TEXT EXCERPT →
--- Begin ---

Mrs. Clean

Posted on November 15, 2018 under Storytelling with no comments yet


“Do you remember Grandma’s Lye Soap,

Good for everything in the home,

And the secret was in the scrubbing,

It wouldn’t suds and it wouldn’t foam.”

Cleanliness is next to godliness. While this phrase is credited to John Wesley, its roots can be traced to biblical times. Of course, one suspects that Mr. Wesley was talking about purity of the soul but humans as a species are known to be fastidious when it comes to personal cleanliness. Some of today’s youth take this to extremes with showers that can last upwards of 30 minutes.

Growing up in a large family, learning the ins and outs of cleaning was a part of our education. We learned how to do the dishes, vacuum the carpets and wash and wax the “battleship” linoleum floor coverings. And was there a more miserable job than cleaning the small, individual panes of a glass in a French door?

Sarah and Jane (not their real names), aged 6 and 8, were seconded by their grandmother to go to the village church on Saturday to get it “spic and span” for Sunday mass. Much like it is still today, the cleaning and maintenance of churches in rural locales fell to a group of dedicated volunteers back in the 1930’s.

--- End ---

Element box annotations
--- Begin ---

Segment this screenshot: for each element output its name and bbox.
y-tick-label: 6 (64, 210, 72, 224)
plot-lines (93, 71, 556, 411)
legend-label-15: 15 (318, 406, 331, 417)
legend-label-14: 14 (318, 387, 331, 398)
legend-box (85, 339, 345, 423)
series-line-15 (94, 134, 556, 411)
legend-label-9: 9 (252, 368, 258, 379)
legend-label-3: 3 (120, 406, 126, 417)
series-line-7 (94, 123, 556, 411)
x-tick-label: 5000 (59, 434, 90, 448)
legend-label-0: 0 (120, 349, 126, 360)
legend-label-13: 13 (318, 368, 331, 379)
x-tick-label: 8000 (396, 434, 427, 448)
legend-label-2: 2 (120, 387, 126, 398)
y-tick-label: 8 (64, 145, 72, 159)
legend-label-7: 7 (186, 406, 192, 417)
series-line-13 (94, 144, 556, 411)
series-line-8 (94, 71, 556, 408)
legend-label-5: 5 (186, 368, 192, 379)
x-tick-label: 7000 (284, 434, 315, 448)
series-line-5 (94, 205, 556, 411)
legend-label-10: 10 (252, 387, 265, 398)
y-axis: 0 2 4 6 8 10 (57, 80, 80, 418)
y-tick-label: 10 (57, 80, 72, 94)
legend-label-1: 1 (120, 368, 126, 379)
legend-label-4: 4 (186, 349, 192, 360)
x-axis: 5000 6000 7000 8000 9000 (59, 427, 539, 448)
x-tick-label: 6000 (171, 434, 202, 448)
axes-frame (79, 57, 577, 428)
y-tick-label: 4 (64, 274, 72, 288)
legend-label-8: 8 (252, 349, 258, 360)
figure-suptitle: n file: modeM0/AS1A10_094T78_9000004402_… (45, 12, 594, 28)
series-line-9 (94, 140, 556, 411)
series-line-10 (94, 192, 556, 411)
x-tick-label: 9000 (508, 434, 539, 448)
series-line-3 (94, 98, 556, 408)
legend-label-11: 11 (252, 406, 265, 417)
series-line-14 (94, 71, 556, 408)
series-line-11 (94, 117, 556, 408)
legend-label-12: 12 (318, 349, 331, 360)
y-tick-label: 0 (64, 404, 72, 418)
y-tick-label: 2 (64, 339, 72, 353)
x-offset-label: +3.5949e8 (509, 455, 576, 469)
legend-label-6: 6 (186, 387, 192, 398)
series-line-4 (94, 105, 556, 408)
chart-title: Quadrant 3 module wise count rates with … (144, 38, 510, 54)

--- End ---
--- Begin ---

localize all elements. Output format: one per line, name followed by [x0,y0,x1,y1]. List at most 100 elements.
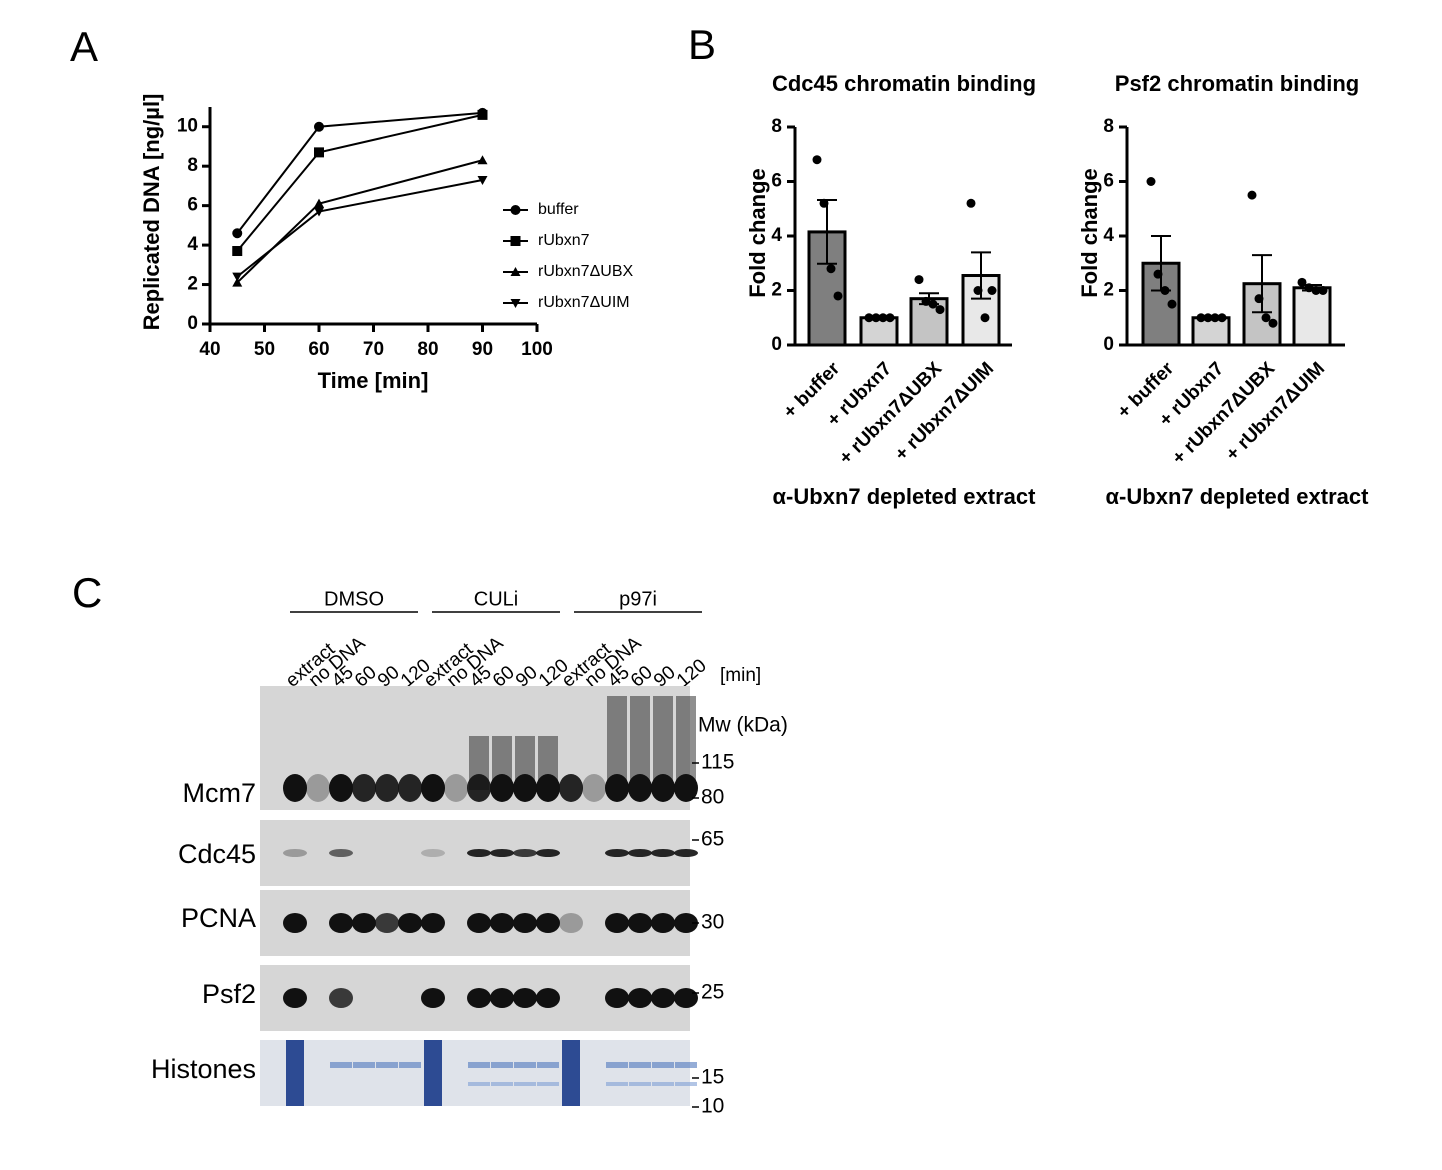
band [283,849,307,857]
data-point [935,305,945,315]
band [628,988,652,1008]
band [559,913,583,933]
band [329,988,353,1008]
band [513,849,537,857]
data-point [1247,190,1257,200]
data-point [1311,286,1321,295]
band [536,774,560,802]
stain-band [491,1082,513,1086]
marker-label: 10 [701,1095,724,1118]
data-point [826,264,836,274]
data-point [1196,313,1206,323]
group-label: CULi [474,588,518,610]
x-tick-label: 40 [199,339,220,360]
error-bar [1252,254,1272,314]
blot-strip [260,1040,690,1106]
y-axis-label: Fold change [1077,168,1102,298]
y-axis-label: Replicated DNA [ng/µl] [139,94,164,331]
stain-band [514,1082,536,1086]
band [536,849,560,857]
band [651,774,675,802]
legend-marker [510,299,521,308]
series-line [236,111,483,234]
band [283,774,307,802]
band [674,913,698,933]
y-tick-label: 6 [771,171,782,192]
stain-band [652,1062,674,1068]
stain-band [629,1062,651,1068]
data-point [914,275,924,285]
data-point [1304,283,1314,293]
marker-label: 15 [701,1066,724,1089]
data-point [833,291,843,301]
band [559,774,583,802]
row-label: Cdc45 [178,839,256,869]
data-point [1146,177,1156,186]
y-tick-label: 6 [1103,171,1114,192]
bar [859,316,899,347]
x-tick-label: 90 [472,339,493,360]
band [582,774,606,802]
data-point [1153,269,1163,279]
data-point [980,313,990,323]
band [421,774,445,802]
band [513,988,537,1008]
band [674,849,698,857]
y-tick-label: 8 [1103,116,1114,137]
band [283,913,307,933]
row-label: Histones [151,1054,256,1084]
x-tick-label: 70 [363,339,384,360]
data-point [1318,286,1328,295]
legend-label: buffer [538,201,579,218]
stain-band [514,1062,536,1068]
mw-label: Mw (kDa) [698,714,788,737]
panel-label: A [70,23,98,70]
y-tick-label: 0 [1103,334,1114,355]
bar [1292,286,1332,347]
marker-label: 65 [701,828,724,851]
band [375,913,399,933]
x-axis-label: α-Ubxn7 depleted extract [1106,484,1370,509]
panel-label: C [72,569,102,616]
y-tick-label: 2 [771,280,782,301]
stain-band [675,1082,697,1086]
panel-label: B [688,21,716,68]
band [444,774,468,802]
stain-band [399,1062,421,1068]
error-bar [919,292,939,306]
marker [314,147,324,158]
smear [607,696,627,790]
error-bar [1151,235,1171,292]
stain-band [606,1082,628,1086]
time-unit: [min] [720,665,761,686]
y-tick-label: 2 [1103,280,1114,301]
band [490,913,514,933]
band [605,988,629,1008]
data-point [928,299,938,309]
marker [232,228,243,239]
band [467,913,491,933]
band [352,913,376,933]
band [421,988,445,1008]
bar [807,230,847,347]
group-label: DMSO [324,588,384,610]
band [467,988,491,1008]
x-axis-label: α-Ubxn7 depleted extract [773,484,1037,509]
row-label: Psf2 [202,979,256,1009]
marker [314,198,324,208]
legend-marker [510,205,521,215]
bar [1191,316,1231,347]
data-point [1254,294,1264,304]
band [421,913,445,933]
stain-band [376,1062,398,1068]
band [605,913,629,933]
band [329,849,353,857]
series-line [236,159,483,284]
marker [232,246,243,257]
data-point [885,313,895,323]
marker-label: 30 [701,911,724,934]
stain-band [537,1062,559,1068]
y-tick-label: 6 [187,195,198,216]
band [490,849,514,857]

--- End ---

PROBLEM STATEMENT → Copy the complete Mrs. Clean post from above word for word, keeping every line and all punctuation unchanged.

RESPONSE TO THIS TASK →
Mrs. Clean

Posted on November 15, 2018 under Storytelling with no comments yet


“Do you remember Grandma’s Lye Soap,

Good for everything in the home,

And the secret was in the scrubbing,

It wouldn’t suds and it wouldn’t foam.”

Cleanliness is next to godliness. While this phrase is credited to John Wesley, its roots can be traced to biblical times. Of course, one suspects that Mr. Wesley was talking about purity of the soul but humans as a species are known to be fastidious when it comes to personal cleanliness. Some of today’s youth take this to extremes with showers that can last upwards of 30 minutes.

Growing up in a large family, learning the ins and outs of cleaning was a part of our education. We learned how to do the dishes, vacuum the carpets and wash and wax the “battleship” linoleum floor coverings. And was there a more miserable job than cleaning the small, individual panes of a glass in a French door?

Sarah and Jane (not their real names), aged 6 and 8, were seconded by their grandmother to go to the village church on Saturday to get it “spic and span” for Sunday mass. Much like it is still today, the cleaning and maintenance of churches in rural locales fell to a group of dedicated volunteers back in the 1930’s.